RECORDS FOR THIS TASK:
______

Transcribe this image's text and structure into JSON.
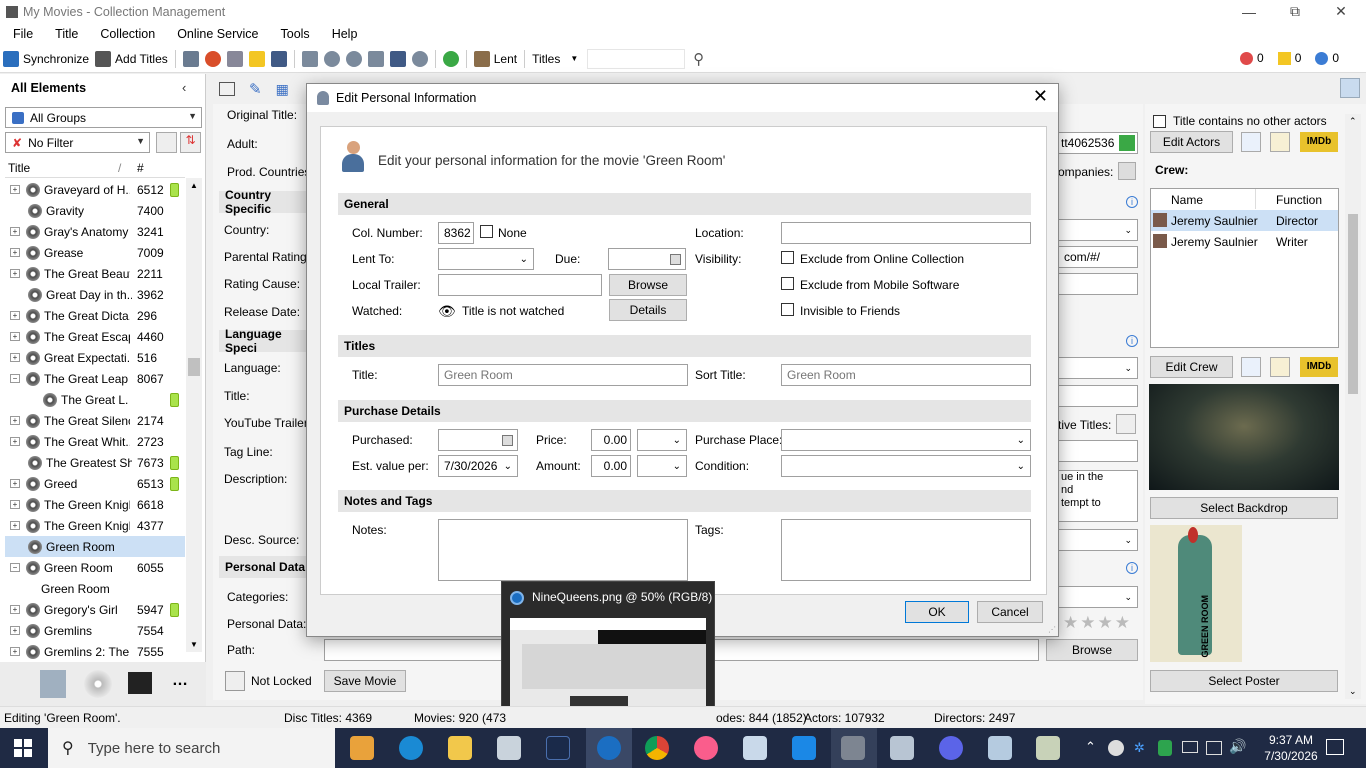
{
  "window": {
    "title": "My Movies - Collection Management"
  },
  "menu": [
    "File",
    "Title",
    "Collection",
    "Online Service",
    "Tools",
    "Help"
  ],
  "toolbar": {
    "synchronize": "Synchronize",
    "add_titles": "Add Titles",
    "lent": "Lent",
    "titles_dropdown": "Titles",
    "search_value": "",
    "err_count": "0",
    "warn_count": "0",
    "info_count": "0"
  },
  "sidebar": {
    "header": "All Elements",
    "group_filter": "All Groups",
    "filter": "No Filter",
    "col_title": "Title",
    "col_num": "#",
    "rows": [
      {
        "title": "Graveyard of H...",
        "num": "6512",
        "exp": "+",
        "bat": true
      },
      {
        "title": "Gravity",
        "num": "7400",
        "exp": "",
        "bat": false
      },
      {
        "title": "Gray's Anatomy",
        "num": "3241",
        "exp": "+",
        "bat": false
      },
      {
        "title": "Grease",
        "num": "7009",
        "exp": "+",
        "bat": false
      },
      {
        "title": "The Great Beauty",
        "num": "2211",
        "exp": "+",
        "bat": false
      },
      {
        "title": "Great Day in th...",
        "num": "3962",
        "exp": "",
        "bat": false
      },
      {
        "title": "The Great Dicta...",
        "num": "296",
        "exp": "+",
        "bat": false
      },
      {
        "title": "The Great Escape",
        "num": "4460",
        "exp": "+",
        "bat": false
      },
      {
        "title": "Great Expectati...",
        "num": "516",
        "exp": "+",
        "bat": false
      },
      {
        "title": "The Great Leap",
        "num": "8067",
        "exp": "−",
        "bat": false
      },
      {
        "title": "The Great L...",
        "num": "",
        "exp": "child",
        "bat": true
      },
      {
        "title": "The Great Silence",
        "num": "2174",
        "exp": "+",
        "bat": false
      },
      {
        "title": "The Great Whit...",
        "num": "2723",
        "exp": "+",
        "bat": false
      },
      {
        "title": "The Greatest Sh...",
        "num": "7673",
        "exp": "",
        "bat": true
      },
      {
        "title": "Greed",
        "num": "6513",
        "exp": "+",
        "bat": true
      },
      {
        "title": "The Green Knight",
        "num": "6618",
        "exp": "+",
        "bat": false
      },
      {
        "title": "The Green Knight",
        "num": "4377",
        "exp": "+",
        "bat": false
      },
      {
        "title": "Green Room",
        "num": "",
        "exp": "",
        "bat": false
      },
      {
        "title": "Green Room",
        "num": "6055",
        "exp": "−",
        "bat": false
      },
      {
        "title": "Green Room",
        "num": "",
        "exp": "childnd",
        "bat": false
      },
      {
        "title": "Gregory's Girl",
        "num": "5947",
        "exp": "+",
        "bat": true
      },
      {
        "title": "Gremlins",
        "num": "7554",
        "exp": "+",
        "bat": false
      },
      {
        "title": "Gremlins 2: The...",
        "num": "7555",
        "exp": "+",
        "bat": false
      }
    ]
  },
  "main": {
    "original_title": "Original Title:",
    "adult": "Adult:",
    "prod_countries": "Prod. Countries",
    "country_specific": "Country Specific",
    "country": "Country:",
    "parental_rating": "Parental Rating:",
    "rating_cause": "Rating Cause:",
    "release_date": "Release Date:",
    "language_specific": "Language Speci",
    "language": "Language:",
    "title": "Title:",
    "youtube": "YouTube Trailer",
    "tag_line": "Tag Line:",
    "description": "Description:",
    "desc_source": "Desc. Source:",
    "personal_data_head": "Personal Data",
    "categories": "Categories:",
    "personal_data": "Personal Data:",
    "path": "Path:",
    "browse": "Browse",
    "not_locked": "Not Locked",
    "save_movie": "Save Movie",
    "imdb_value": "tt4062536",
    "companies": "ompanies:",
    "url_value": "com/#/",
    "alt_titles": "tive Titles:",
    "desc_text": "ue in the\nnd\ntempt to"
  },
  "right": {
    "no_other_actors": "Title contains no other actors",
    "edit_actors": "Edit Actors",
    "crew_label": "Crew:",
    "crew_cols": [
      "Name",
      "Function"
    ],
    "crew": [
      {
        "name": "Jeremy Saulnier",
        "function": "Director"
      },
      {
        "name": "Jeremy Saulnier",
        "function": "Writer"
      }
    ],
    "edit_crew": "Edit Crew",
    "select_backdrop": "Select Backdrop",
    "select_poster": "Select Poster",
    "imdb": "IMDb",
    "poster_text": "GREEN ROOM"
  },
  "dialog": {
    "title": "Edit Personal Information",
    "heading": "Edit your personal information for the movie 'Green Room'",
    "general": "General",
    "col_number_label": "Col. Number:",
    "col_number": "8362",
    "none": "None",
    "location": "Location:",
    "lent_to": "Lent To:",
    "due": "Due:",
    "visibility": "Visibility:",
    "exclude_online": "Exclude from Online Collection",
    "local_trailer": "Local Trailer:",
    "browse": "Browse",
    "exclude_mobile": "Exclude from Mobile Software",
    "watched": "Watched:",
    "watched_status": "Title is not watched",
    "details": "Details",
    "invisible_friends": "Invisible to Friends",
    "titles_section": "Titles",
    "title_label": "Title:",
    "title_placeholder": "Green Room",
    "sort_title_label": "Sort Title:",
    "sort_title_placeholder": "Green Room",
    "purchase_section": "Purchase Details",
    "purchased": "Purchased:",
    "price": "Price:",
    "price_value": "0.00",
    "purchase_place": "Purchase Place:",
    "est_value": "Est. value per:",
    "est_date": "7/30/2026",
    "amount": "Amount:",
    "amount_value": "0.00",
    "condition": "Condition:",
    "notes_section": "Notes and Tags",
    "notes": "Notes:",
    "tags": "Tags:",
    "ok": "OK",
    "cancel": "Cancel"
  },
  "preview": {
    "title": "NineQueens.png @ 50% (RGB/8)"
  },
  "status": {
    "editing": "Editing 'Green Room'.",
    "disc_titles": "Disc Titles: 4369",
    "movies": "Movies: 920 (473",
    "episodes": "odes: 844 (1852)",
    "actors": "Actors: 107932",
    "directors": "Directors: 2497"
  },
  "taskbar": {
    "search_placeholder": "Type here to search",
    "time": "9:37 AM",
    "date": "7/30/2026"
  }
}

______

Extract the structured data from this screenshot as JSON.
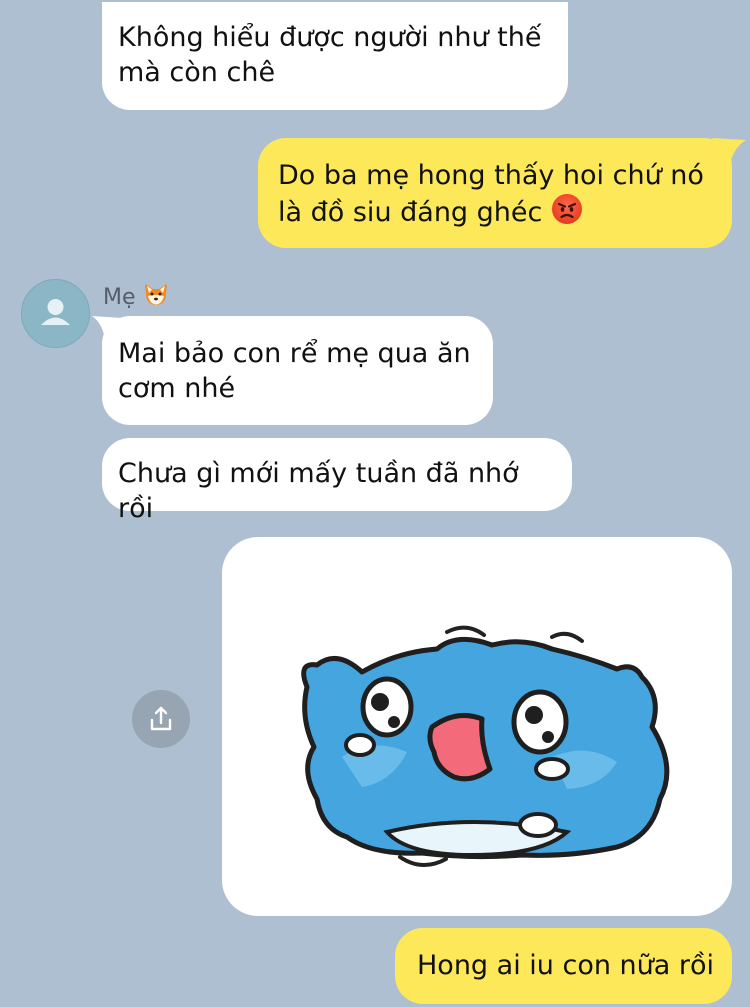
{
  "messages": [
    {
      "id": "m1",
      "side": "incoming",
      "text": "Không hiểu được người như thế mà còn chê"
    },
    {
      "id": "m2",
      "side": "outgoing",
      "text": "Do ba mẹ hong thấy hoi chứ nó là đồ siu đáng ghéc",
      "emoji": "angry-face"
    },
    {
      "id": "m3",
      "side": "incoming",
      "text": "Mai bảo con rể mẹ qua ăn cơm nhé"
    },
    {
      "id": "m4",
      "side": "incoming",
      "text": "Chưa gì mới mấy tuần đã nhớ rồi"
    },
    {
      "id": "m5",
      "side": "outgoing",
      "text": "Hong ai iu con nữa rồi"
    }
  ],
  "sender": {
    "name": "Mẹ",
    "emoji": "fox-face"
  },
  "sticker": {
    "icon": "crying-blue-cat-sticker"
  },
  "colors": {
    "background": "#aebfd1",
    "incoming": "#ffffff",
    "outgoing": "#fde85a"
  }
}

______

INSTRUCTION: Identify the lines above that contain the word "Trailer", then copy them.

RESULT BELOW:
    "youtube": "YouTube Trailer",
    "local_trailer": "Local Trailer:",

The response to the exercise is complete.